[Start of Provided data]

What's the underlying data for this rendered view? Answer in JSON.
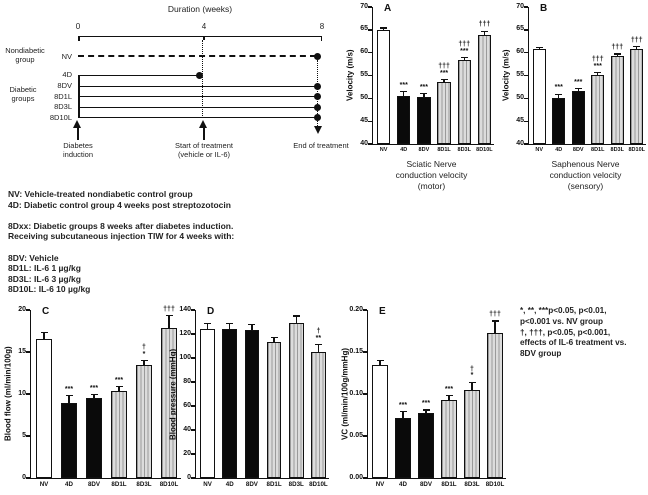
{
  "figure": {
    "timeline": {
      "title": "Duration (weeks)",
      "axis_ticks": [
        "0",
        "4",
        "8"
      ],
      "nondiabetic_label": [
        "Nondiabetic",
        "group"
      ],
      "diabetic_label": [
        "Diabetic",
        "groups"
      ],
      "rows": [
        "NV",
        "4D",
        "8DV",
        "8D1L",
        "8D3L",
        "8D10L"
      ],
      "annotations": {
        "induction": [
          "Diabetes",
          "induction"
        ],
        "start": [
          "Start of treatment",
          "(vehicle or IL-6)"
        ],
        "end": "End of treatment"
      }
    },
    "legend_lines": [
      "NV: Vehicle-treated nondiabetic control group",
      "4D: Diabetic control group 4 weeks post streptozotocin",
      "",
      "8Dxx: Diabetic groups 8 weeks after diabetes induction.",
      "Receiving subcutaneous injection TIW for 4 weeks with:",
      "",
      "8DV: Vehicle",
      "8D1L: IL-6 1 µg/kg",
      "8D3L: IL-6 3 µg/kg",
      "8D10L: IL-6 10 µg/kg"
    ],
    "stats_lines": [
      "*, **, ***p<0.05, p<0.01,",
      "p<0.001 vs. NV group",
      "†, †††, p<0.05, p<0.001,",
      "effects of IL-6 treatment vs.",
      "8DV group"
    ]
  },
  "colors": {
    "bar_white": "#ffffff",
    "bar_black": "#0a0a0a",
    "hatch_light": "#dcdcdc",
    "hatch_dark": "#9a9a9a",
    "axis": "#111111"
  },
  "chart_data": [
    {
      "type": "bar",
      "panel": "A",
      "ylabel": "Velocity (m/s)",
      "ymin": 40,
      "ymax": 70,
      "yticks": [
        "70",
        "65",
        "60",
        "55",
        "50",
        "45",
        "40"
      ],
      "categories": [
        "NV",
        "4D",
        "8DV",
        "8D1L",
        "8D3L",
        "8D10L"
      ],
      "values": [
        64.9,
        50.5,
        50.2,
        53.5,
        58.4,
        63.9
      ],
      "errors": [
        0.5,
        1.0,
        0.8,
        0.6,
        0.5,
        0.8
      ],
      "marks": [
        [],
        [
          "***"
        ],
        [
          "***"
        ],
        [
          "†††",
          "***"
        ],
        [
          "†††",
          "***"
        ],
        [
          "†††"
        ]
      ],
      "styles": [
        "white",
        "black",
        "black",
        "hatch",
        "hatch",
        "hatch"
      ],
      "caption": [
        "Sciatic Nerve",
        "conduction velocity",
        "(motor)"
      ]
    },
    {
      "type": "bar",
      "panel": "B",
      "ylabel": "Velocity (m/s)",
      "ymin": 40,
      "ymax": 70,
      "yticks": [
        "70",
        "65",
        "60",
        "55",
        "50",
        "45",
        "40"
      ],
      "categories": [
        "NV",
        "4D",
        "8DV",
        "8D1L",
        "8D3L",
        "8D10L"
      ],
      "values": [
        60.8,
        50.0,
        51.5,
        55.2,
        59.3,
        60.9
      ],
      "errors": [
        0.4,
        0.9,
        0.6,
        0.5,
        0.4,
        0.4
      ],
      "marks": [
        [],
        [
          "***"
        ],
        [
          "***"
        ],
        [
          "†††",
          "***"
        ],
        [
          "†††"
        ],
        [
          "†††"
        ]
      ],
      "styles": [
        "white",
        "black",
        "black",
        "hatch",
        "hatch",
        "hatch"
      ],
      "caption": [
        "Saphenous Nerve",
        "conduction velocity",
        "(sensory)"
      ]
    },
    {
      "type": "bar",
      "panel": "C",
      "ylabel": "Blood flow (ml/min/100g)",
      "ymin": 0,
      "ymax": 20,
      "yticks": [
        "20",
        "15",
        "10",
        "5",
        "0"
      ],
      "categories": [
        "NV",
        "4D",
        "8DV",
        "8D1L",
        "8D3L",
        "8D10L"
      ],
      "values": [
        16.6,
        8.9,
        9.5,
        10.4,
        13.4,
        17.9
      ],
      "errors": [
        0.7,
        0.9,
        0.4,
        0.5,
        0.6,
        1.4
      ],
      "marks": [
        [],
        [
          "***"
        ],
        [
          "***"
        ],
        [
          "***"
        ],
        [
          "†",
          "*"
        ],
        [
          "†††"
        ]
      ],
      "styles": [
        "white",
        "black",
        "black",
        "hatch",
        "hatch",
        "hatch"
      ]
    },
    {
      "type": "bar",
      "panel": "D",
      "ylabel": "Blood pressure (mmHg)",
      "ymin": 0,
      "ymax": 140,
      "yticks": [
        "140",
        "120",
        "100",
        "80",
        "60",
        "40",
        "20",
        "0"
      ],
      "categories": [
        "NV",
        "4D",
        "8DV",
        "8D1L",
        "8D3L",
        "8D10L"
      ],
      "values": [
        124,
        124,
        123,
        113,
        129,
        105
      ],
      "errors": [
        5,
        5,
        5,
        4,
        6,
        6
      ],
      "marks": [
        [],
        [],
        [],
        [],
        [],
        [
          "†",
          "**"
        ]
      ],
      "styles": [
        "white",
        "black",
        "black",
        "hatch",
        "hatch",
        "hatch"
      ]
    },
    {
      "type": "bar",
      "panel": "E",
      "ylabel": "VC (ml/min/100g/mmHg)",
      "ymin": 0,
      "ymax": 0.2,
      "yticks": [
        "0.20",
        "0.15",
        "0.10",
        "0.05",
        "0.00"
      ],
      "categories": [
        "NV",
        "4D",
        "8DV",
        "8D1L",
        "8D3L",
        "8D10L"
      ],
      "values": [
        0.135,
        0.072,
        0.077,
        0.093,
        0.105,
        0.173
      ],
      "errors": [
        0.005,
        0.007,
        0.004,
        0.005,
        0.009,
        0.014
      ],
      "marks": [
        [],
        [
          "***"
        ],
        [
          "***"
        ],
        [
          "***"
        ],
        [
          "†",
          "*"
        ],
        [
          "†††"
        ]
      ],
      "styles": [
        "white",
        "black",
        "black",
        "hatch",
        "hatch",
        "hatch"
      ]
    }
  ]
}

[End of Provided data]

(Problem description):
Write the records out once more, exactly as they appear, with no pictures.

(Output):
What's the underlying data for this rendered view? Answer in JSON.
{
  "figure": {
    "timeline": {
      "title": "Duration (weeks)",
      "axis_ticks": [
        "0",
        "4",
        "8"
      ],
      "nondiabetic_label": [
        "Nondiabetic",
        "group"
      ],
      "diabetic_label": [
        "Diabetic",
        "groups"
      ],
      "rows": [
        "NV",
        "4D",
        "8DV",
        "8D1L",
        "8D3L",
        "8D10L"
      ],
      "annotations": {
        "induction": [
          "Diabetes",
          "induction"
        ],
        "start": [
          "Start of treatment",
          "(vehicle or IL-6)"
        ],
        "end": "End of treatment"
      }
    },
    "legend_lines": [
      "NV: Vehicle-treated nondiabetic control group",
      "4D: Diabetic control group 4 weeks post streptozotocin",
      "",
      "8Dxx: Diabetic groups 8 weeks after diabetes induction.",
      "Receiving subcutaneous injection TIW for 4 weeks with:",
      "",
      "8DV: Vehicle",
      "8D1L: IL-6 1 µg/kg",
      "8D3L: IL-6 3 µg/kg",
      "8D10L: IL-6 10 µg/kg"
    ],
    "stats_lines": [
      "*, **, ***p<0.05, p<0.01,",
      "p<0.001 vs. NV group",
      "†, †††, p<0.05, p<0.001,",
      "effects of IL-6 treatment vs.",
      "8DV group"
    ]
  },
  "colors": {
    "bar_white": "#ffffff",
    "bar_black": "#0a0a0a",
    "hatch_light": "#dcdcdc",
    "hatch_dark": "#9a9a9a",
    "axis": "#111111"
  },
  "chart_data": [
    {
      "type": "bar",
      "panel": "A",
      "ylabel": "Velocity (m/s)",
      "ymin": 40,
      "ymax": 70,
      "yticks": [
        "70",
        "65",
        "60",
        "55",
        "50",
        "45",
        "40"
      ],
      "categories": [
        "NV",
        "4D",
        "8DV",
        "8D1L",
        "8D3L",
        "8D10L"
      ],
      "values": [
        64.9,
        50.5,
        50.2,
        53.5,
        58.4,
        63.9
      ],
      "errors": [
        0.5,
        1.0,
        0.8,
        0.6,
        0.5,
        0.8
      ],
      "marks": [
        [],
        [
          "***"
        ],
        [
          "***"
        ],
        [
          "†††",
          "***"
        ],
        [
          "†††",
          "***"
        ],
        [
          "†††"
        ]
      ],
      "styles": [
        "white",
        "black",
        "black",
        "hatch",
        "hatch",
        "hatch"
      ],
      "caption": [
        "Sciatic Nerve",
        "conduction velocity",
        "(motor)"
      ]
    },
    {
      "type": "bar",
      "panel": "B",
      "ylabel": "Velocity (m/s)",
      "ymin": 40,
      "ymax": 70,
      "yticks": [
        "70",
        "65",
        "60",
        "55",
        "50",
        "45",
        "40"
      ],
      "categories": [
        "NV",
        "4D",
        "8DV",
        "8D1L",
        "8D3L",
        "8D10L"
      ],
      "values": [
        60.8,
        50.0,
        51.5,
        55.2,
        59.3,
        60.9
      ],
      "errors": [
        0.4,
        0.9,
        0.6,
        0.5,
        0.4,
        0.4
      ],
      "marks": [
        [],
        [
          "***"
        ],
        [
          "***"
        ],
        [
          "†††",
          "***"
        ],
        [
          "†††"
        ],
        [
          "†††"
        ]
      ],
      "styles": [
        "white",
        "black",
        "black",
        "hatch",
        "hatch",
        "hatch"
      ],
      "caption": [
        "Saphenous Nerve",
        "conduction velocity",
        "(sensory)"
      ]
    },
    {
      "type": "bar",
      "panel": "C",
      "ylabel": "Blood flow (ml/min/100g)",
      "ymin": 0,
      "ymax": 20,
      "yticks": [
        "20",
        "15",
        "10",
        "5",
        "0"
      ],
      "categories": [
        "NV",
        "4D",
        "8DV",
        "8D1L",
        "8D3L",
        "8D10L"
      ],
      "values": [
        16.6,
        8.9,
        9.5,
        10.4,
        13.4,
        17.9
      ],
      "errors": [
        0.7,
        0.9,
        0.4,
        0.5,
        0.6,
        1.4
      ],
      "marks": [
        [],
        [
          "***"
        ],
        [
          "***"
        ],
        [
          "***"
        ],
        [
          "†",
          "*"
        ],
        [
          "†††"
        ]
      ],
      "styles": [
        "white",
        "black",
        "black",
        "hatch",
        "hatch",
        "hatch"
      ]
    },
    {
      "type": "bar",
      "panel": "D",
      "ylabel": "Blood pressure (mmHg)",
      "ymin": 0,
      "ymax": 140,
      "yticks": [
        "140",
        "120",
        "100",
        "80",
        "60",
        "40",
        "20",
        "0"
      ],
      "categories": [
        "NV",
        "4D",
        "8DV",
        "8D1L",
        "8D3L",
        "8D10L"
      ],
      "values": [
        124,
        124,
        123,
        113,
        129,
        105
      ],
      "errors": [
        5,
        5,
        5,
        4,
        6,
        6
      ],
      "marks": [
        [],
        [],
        [],
        [],
        [],
        [
          "†",
          "**"
        ]
      ],
      "styles": [
        "white",
        "black",
        "black",
        "hatch",
        "hatch",
        "hatch"
      ]
    },
    {
      "type": "bar",
      "panel": "E",
      "ylabel": "VC (ml/min/100g/mmHg)",
      "ymin": 0,
      "ymax": 0.2,
      "yticks": [
        "0.20",
        "0.15",
        "0.10",
        "0.05",
        "0.00"
      ],
      "categories": [
        "NV",
        "4D",
        "8DV",
        "8D1L",
        "8D3L",
        "8D10L"
      ],
      "values": [
        0.135,
        0.072,
        0.077,
        0.093,
        0.105,
        0.173
      ],
      "errors": [
        0.005,
        0.007,
        0.004,
        0.005,
        0.009,
        0.014
      ],
      "marks": [
        [],
        [
          "***"
        ],
        [
          "***"
        ],
        [
          "***"
        ],
        [
          "†",
          "*"
        ],
        [
          "†††"
        ]
      ],
      "styles": [
        "white",
        "black",
        "black",
        "hatch",
        "hatch",
        "hatch"
      ]
    }
  ]
}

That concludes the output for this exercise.